[To be done] Give the lines of the entries below as a Markdown table with the columns "Row" and "Line," numbering each row and omitting blank lines. Begin at the line that contains "svg-text:33cm: 33cm (512, 480, 557, 503)" and stop after the line that contains "For every button, label, input, icon, or".

[Entries from a dataset]
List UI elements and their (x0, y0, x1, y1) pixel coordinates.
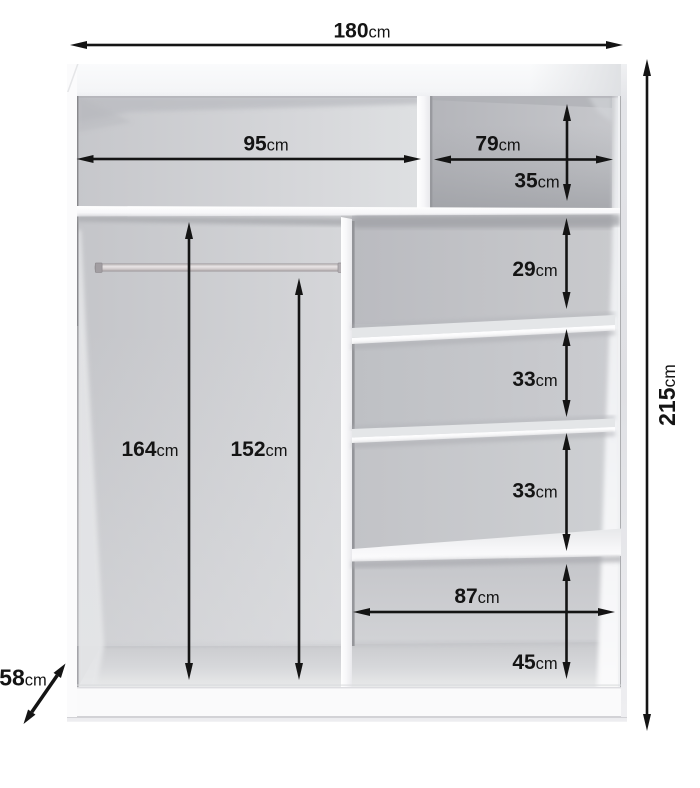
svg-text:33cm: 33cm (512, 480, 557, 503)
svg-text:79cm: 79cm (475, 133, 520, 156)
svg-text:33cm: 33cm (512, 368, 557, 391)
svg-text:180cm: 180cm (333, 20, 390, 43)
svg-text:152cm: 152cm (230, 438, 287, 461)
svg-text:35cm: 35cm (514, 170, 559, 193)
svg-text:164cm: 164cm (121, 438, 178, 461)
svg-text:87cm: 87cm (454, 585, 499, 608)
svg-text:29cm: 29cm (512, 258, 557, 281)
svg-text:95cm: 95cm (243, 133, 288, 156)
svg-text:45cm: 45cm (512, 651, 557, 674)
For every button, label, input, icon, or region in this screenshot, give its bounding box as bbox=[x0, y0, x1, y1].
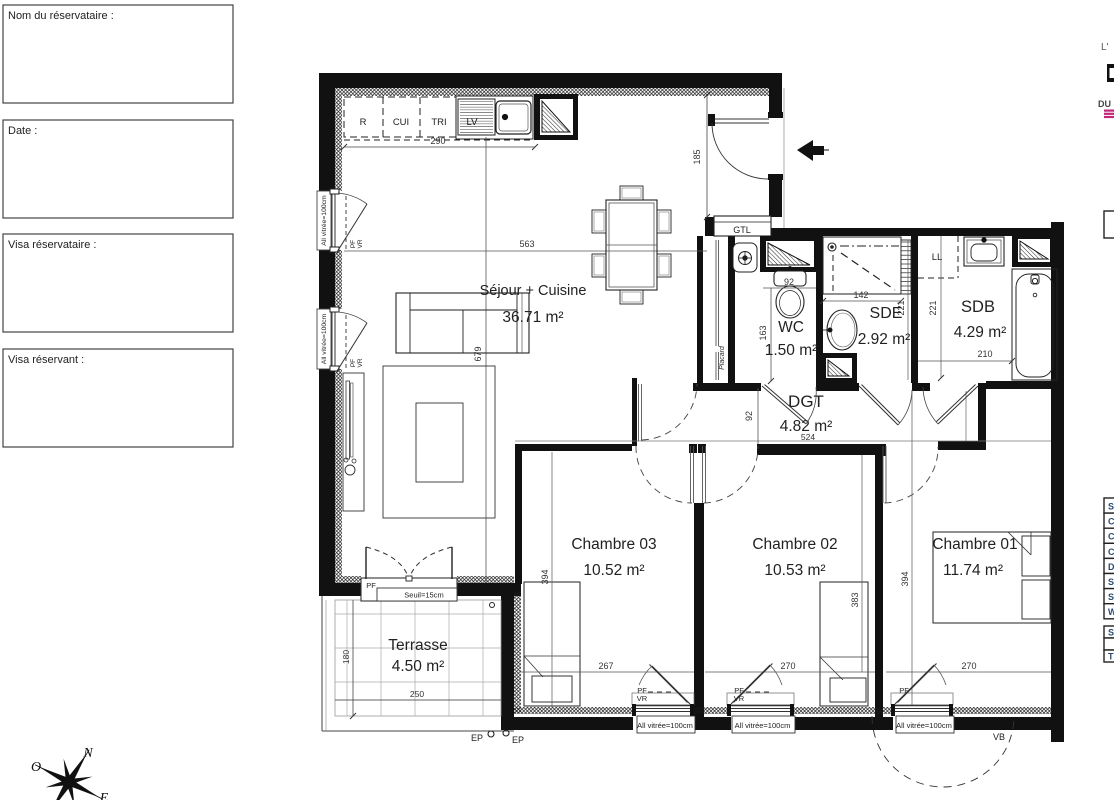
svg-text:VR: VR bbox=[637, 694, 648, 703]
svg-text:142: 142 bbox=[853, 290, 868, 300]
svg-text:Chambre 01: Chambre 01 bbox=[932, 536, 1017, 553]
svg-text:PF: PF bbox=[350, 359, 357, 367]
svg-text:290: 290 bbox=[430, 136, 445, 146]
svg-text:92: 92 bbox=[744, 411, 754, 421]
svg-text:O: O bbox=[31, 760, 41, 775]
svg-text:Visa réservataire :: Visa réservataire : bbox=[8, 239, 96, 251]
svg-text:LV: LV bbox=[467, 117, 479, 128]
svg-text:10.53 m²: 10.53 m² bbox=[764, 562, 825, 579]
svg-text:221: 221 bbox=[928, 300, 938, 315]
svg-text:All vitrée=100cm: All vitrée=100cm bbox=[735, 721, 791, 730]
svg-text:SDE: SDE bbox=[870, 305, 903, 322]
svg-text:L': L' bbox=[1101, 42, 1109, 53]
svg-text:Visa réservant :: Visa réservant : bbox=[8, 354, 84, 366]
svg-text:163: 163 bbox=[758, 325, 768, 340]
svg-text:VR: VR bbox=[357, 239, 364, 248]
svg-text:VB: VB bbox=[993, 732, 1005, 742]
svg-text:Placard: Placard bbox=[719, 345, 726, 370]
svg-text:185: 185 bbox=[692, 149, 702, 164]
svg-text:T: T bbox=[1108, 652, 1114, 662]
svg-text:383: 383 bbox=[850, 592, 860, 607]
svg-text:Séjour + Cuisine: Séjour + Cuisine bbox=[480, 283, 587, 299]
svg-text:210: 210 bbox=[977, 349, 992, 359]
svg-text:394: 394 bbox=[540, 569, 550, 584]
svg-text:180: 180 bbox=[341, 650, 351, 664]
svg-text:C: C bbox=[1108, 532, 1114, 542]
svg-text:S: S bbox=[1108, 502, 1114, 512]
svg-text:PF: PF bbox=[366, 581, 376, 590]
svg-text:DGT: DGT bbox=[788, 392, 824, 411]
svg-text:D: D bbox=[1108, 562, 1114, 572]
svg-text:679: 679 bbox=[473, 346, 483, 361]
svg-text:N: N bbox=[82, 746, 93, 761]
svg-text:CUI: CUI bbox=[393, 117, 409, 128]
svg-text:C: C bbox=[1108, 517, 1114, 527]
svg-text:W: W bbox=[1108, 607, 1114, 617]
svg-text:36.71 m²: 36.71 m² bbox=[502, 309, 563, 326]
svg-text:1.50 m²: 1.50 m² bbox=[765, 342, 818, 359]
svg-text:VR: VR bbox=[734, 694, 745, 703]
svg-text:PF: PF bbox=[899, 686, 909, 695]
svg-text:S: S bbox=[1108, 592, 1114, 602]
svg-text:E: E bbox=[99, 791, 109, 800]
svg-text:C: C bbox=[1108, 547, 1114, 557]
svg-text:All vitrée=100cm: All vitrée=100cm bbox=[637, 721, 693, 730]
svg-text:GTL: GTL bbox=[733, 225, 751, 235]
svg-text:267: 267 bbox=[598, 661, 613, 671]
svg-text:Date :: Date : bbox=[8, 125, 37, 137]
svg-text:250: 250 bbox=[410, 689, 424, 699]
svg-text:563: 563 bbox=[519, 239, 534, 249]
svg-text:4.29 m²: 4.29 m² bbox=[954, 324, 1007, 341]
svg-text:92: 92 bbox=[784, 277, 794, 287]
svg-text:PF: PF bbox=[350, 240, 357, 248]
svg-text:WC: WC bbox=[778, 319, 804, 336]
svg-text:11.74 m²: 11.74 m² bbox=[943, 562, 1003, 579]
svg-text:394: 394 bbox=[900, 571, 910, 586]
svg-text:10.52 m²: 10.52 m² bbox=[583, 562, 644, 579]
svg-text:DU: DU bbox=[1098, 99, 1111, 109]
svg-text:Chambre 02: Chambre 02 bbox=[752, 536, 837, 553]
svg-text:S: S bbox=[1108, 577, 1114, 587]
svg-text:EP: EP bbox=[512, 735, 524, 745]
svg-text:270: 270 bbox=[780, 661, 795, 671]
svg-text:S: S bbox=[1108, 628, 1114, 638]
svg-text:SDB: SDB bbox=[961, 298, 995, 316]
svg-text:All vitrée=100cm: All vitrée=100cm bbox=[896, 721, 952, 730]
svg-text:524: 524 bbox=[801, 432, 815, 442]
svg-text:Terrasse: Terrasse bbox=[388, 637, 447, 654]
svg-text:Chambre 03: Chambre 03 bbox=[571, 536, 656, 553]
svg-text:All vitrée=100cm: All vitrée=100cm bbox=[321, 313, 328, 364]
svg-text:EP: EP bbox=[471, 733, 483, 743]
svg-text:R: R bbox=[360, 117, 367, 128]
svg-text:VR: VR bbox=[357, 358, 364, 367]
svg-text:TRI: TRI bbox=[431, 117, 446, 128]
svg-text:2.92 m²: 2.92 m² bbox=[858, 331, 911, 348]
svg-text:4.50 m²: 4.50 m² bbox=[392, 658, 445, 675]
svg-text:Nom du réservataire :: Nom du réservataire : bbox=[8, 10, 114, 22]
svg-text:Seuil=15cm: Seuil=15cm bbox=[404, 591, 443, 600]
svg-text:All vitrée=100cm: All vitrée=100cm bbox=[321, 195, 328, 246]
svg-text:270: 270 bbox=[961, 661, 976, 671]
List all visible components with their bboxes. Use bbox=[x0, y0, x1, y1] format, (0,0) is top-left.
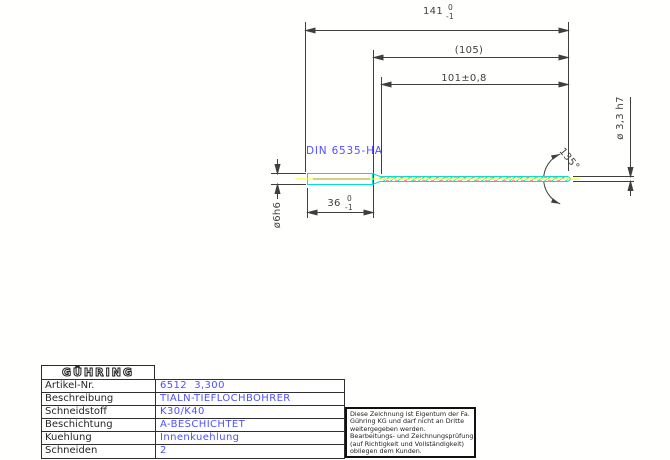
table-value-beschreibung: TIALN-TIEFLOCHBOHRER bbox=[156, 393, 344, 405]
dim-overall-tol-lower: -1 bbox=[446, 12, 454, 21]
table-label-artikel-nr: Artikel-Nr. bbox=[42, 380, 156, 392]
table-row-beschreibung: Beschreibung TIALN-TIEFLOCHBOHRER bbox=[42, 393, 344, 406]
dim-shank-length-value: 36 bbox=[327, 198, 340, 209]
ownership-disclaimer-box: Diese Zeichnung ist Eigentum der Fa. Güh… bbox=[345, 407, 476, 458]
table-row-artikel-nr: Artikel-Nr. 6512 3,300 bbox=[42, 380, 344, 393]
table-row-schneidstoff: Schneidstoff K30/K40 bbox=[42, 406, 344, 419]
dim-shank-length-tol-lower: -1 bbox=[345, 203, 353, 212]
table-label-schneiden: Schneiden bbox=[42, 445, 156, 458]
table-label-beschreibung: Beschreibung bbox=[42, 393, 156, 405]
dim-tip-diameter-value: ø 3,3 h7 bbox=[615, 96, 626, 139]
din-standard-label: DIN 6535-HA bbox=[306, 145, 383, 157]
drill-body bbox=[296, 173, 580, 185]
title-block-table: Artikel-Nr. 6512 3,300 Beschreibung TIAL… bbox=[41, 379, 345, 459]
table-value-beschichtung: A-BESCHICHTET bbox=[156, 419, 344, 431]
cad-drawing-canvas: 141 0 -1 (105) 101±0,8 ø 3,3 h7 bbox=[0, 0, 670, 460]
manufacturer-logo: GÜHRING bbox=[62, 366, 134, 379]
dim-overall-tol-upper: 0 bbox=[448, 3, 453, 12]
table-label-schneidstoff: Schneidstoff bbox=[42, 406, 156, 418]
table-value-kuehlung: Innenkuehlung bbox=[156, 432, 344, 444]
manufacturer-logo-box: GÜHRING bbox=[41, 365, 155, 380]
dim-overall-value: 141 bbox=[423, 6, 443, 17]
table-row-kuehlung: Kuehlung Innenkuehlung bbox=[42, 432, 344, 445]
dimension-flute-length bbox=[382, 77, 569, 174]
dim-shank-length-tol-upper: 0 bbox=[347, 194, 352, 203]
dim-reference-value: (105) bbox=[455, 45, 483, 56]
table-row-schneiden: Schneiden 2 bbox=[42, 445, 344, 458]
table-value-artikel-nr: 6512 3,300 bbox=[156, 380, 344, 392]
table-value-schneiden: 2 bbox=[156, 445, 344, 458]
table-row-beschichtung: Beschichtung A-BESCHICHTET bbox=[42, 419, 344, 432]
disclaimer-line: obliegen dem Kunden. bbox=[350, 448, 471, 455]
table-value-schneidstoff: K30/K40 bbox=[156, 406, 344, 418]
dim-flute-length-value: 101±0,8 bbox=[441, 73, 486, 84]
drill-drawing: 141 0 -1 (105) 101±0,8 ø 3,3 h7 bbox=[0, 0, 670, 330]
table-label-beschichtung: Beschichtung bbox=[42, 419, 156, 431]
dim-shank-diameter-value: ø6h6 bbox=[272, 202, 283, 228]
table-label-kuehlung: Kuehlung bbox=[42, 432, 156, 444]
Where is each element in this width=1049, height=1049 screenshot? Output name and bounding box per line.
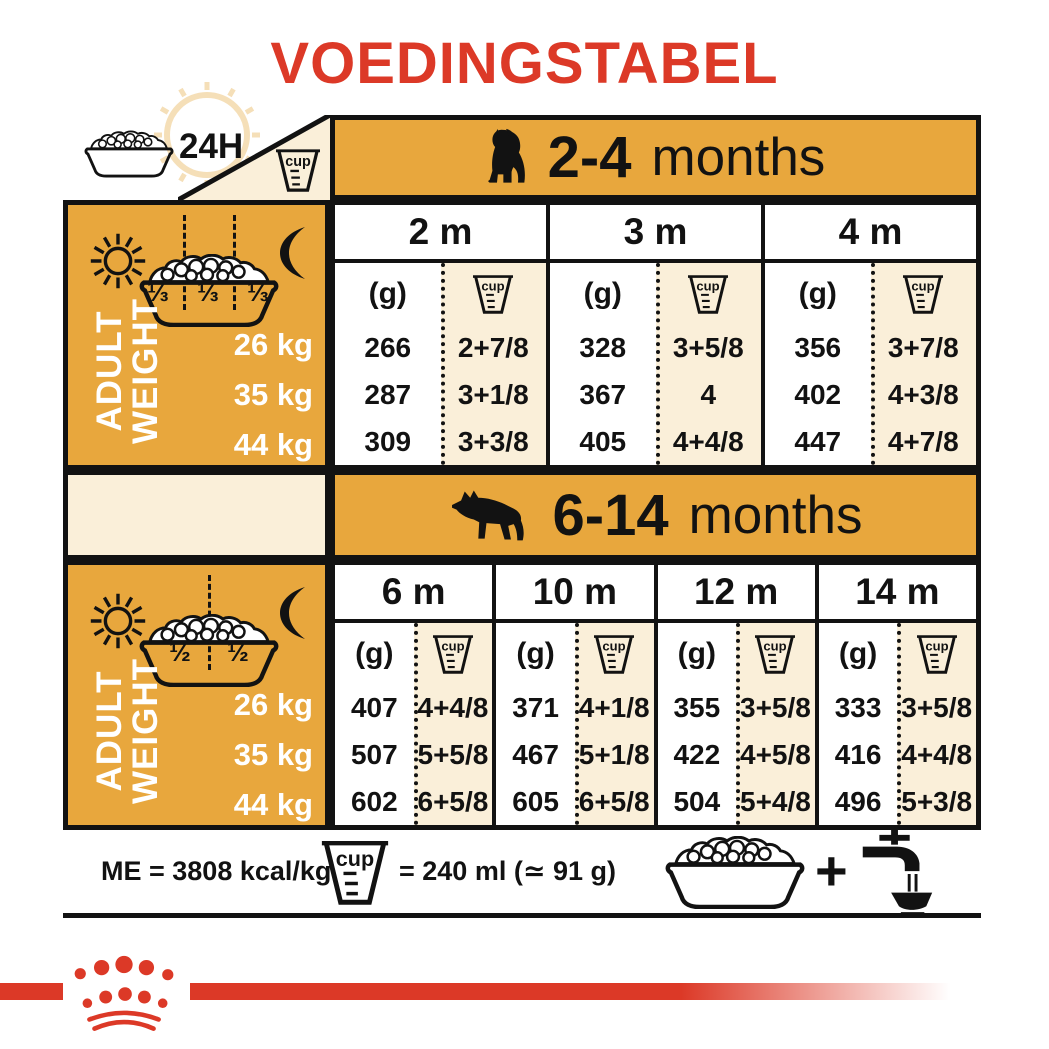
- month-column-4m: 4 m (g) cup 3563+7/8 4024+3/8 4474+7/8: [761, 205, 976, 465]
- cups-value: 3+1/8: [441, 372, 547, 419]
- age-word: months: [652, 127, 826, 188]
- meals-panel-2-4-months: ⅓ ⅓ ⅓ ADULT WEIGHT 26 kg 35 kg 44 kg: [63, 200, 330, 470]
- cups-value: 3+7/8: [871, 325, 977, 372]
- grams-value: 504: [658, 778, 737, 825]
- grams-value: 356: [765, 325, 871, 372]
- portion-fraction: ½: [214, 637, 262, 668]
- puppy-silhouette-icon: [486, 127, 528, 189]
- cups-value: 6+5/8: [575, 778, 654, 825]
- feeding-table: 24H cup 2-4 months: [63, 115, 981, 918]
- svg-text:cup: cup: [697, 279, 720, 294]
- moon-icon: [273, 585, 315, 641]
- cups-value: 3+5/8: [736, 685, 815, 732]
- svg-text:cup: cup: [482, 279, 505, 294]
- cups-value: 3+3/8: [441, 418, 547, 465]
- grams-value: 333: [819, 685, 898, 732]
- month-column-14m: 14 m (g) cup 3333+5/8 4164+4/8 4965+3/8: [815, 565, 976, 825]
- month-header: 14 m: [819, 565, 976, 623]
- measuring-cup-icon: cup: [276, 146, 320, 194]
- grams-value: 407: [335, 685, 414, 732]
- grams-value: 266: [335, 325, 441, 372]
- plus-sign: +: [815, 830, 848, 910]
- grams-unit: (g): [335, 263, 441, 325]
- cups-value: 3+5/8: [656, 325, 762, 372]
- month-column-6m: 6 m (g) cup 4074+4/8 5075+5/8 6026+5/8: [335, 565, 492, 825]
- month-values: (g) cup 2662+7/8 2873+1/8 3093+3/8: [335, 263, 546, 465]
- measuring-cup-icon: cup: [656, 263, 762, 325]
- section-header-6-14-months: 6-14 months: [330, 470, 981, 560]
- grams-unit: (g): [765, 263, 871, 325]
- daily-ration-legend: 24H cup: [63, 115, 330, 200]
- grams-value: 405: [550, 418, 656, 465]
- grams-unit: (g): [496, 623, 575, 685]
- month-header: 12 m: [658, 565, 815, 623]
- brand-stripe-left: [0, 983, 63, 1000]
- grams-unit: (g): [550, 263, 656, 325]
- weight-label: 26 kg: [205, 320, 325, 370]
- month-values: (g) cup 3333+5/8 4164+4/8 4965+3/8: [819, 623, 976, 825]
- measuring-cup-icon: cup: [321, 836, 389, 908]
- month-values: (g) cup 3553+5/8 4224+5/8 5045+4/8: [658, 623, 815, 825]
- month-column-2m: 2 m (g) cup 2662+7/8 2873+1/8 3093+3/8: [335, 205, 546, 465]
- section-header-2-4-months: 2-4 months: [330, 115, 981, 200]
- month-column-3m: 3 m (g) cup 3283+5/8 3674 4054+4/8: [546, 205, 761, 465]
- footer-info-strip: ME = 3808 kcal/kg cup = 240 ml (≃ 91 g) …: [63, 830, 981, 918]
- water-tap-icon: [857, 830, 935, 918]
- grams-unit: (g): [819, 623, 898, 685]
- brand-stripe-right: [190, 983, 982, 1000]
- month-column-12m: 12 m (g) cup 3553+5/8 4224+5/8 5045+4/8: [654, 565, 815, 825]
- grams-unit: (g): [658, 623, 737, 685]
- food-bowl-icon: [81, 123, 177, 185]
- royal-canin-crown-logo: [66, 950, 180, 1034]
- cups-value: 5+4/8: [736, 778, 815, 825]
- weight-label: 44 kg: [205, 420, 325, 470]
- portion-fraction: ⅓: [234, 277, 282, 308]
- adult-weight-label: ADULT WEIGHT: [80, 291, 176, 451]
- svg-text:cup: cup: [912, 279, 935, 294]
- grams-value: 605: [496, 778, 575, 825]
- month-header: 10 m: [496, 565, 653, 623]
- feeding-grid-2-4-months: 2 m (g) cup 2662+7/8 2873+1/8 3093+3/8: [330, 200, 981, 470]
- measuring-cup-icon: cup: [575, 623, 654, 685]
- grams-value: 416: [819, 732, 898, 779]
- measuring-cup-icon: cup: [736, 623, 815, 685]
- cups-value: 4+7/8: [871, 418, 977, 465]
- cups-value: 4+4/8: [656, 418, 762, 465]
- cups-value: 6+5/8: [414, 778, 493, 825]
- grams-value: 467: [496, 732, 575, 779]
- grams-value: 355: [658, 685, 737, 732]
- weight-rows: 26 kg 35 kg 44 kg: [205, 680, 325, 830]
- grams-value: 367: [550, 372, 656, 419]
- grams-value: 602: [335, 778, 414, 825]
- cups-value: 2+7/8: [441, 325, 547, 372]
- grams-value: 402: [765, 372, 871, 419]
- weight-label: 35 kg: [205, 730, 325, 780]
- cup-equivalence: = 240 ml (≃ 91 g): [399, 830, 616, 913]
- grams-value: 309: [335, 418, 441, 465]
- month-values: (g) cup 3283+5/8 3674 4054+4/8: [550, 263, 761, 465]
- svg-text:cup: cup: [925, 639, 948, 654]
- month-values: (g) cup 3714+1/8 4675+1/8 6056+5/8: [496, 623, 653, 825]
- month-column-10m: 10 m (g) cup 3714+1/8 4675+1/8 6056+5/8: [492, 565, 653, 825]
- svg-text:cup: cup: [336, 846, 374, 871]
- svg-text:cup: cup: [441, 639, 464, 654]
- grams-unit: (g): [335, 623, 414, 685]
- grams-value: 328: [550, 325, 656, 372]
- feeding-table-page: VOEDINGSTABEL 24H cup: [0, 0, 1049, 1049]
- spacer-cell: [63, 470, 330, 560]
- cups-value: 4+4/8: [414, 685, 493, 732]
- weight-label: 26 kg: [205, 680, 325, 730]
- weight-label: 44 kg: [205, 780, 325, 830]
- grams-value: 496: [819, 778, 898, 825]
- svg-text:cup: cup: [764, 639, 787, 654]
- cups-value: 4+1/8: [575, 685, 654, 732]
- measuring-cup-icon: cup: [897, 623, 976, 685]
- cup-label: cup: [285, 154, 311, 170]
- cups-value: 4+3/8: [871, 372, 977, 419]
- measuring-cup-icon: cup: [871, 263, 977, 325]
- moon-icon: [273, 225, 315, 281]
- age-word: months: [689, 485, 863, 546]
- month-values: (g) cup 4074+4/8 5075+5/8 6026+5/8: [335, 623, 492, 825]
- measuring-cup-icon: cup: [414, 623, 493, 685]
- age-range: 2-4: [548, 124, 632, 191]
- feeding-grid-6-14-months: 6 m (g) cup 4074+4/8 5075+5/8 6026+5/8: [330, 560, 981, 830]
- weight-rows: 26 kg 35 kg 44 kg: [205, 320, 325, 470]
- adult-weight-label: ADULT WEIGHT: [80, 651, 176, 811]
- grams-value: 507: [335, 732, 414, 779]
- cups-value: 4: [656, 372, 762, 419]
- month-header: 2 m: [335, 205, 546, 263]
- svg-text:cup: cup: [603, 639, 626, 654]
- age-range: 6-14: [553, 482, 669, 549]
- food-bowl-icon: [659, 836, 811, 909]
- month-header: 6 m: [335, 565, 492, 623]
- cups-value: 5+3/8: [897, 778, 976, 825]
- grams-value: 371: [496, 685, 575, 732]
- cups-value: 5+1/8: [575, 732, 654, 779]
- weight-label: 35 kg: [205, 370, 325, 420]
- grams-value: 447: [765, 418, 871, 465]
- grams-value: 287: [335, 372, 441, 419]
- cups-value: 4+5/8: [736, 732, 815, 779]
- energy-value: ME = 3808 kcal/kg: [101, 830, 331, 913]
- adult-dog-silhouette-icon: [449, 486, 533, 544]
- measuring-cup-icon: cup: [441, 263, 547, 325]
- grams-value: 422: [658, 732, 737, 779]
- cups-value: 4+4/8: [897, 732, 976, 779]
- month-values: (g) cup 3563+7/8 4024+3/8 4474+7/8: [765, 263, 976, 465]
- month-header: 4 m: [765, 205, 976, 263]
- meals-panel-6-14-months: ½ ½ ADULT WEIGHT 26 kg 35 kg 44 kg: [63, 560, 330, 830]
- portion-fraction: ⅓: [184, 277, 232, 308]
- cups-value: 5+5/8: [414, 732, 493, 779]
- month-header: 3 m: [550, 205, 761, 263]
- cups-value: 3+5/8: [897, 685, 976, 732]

[Solution]
| Row | Line |
|---|---|
| 1 | svg-text:33cm: 33cm (512, 480, 557, 503) |
| 2 | svg-text:79cm: 79cm (475, 133, 520, 156) |
| 3 | svg-text:33cm: 33cm (512, 368, 557, 391) |
| 4 | svg-text:180cm: 180cm (333, 20, 390, 43) |
| 5 | svg-text:152cm: 152cm (230, 438, 287, 461) |
| 6 | svg-text:35cm: 35cm (514, 170, 559, 193) |
| 7 | svg-text:164cm: 164cm (121, 438, 178, 461) |
| 8 | svg-text:87cm: 87cm (454, 585, 499, 608) |
| 9 | svg-text:29cm: 29cm (512, 258, 557, 281) |
| 10 | svg-text:95cm: 95cm (243, 133, 288, 156) |
| 11 | svg-text:45cm: 45cm (512, 651, 557, 674) |
| 12 | For every button, label, input, icon, or region in this screenshot, give its bounding box as bbox=[x0, y0, x1, y1]. |